▶ TASK PROMPT
Every line must be returned precisely as it is written.

━━ LISTING

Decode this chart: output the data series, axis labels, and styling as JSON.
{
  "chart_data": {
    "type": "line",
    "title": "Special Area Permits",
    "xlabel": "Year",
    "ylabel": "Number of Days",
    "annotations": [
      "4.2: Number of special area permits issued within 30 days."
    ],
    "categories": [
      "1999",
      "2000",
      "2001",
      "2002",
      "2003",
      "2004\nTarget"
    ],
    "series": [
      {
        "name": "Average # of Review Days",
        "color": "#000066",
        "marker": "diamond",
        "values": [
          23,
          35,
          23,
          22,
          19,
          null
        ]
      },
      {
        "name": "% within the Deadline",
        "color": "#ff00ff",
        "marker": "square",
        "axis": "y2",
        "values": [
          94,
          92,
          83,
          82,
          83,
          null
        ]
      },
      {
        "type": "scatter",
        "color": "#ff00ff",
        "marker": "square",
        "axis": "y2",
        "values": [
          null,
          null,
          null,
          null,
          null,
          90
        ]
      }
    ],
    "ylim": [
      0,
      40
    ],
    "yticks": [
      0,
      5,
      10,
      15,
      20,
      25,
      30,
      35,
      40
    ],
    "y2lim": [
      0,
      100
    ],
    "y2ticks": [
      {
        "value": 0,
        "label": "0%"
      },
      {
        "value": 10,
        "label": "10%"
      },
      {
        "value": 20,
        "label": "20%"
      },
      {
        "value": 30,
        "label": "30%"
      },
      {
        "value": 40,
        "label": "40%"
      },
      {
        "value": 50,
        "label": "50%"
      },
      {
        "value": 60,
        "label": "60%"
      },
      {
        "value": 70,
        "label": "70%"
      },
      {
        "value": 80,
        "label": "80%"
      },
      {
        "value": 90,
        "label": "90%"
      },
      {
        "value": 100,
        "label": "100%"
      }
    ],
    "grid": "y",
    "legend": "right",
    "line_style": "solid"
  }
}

━━━━

▶ RIGHT ANSWER
Decode this chart: output the data series, axis labels, and styling as JSON.
{
  "chart_data": {
    "type": "line",
    "title": "Special Area Permits",
    "xlabel": "Year",
    "ylabel": "Number of Days",
    "annotations": [
      "4.2: Number of special area permits issued within 30 days."
    ],
    "categories": [
      "1999",
      "2000",
      "2001",
      "2002",
      "2003",
      "2004\nTarget"
    ],
    "series": [
      {
        "name": "Average # of Review Days",
        "color": "#000066",
        "marker": "diamond",
        "values": [
          23,
          35,
          23,
          22,
          19,
          null
        ]
      },
      {
        "name": "% within the Deadline",
        "color": "#ff00ff",
        "marker": "square",
        "axis": "y2",
        "values": [
          94,
          92,
          83,
          82,
          83,
          null
        ]
      },
      {
        "type": "scatter",
        "color": "#ff00ff",
        "marker": "square",
        "axis": "y2",
        "values": [
          null,
          null,
          null,
          null,
          null,
          90
        ]
      }
    ],
    "ylim": [
      0,
      40
    ],
    "yticks": [
      0,
      5,
      10,
      15,
      20,
      25,
      30,
      35,
      40
    ],
    "y2lim": [
      0,
      100
    ],
    "y2ticks": [
      {
        "value": 0,
        "label": "0%"
      },
      {
        "value": 10,
        "label": "10%"
      },
      {
        "value": 20,
        "label": "20%"
      },
      {
        "value": 30,
        "label": "30%"
      },
      {
        "value": 40,
        "label": "40%"
      },
      {
        "value": 50,
        "label": "50%"
      },
      {
        "value": 60,
        "label": "60%"
      },
      {
        "value": 70,
        "label": "70%"
      },
      {
        "value": 80,
        "label": "80%"
      },
      {
        "value": 90,
        "label": "90%"
      },
      {
        "value": 100,
        "label": "100%"
      }
    ],
    "grid": "y",
    "legend": "right",
    "line_style": "solid"
  }
}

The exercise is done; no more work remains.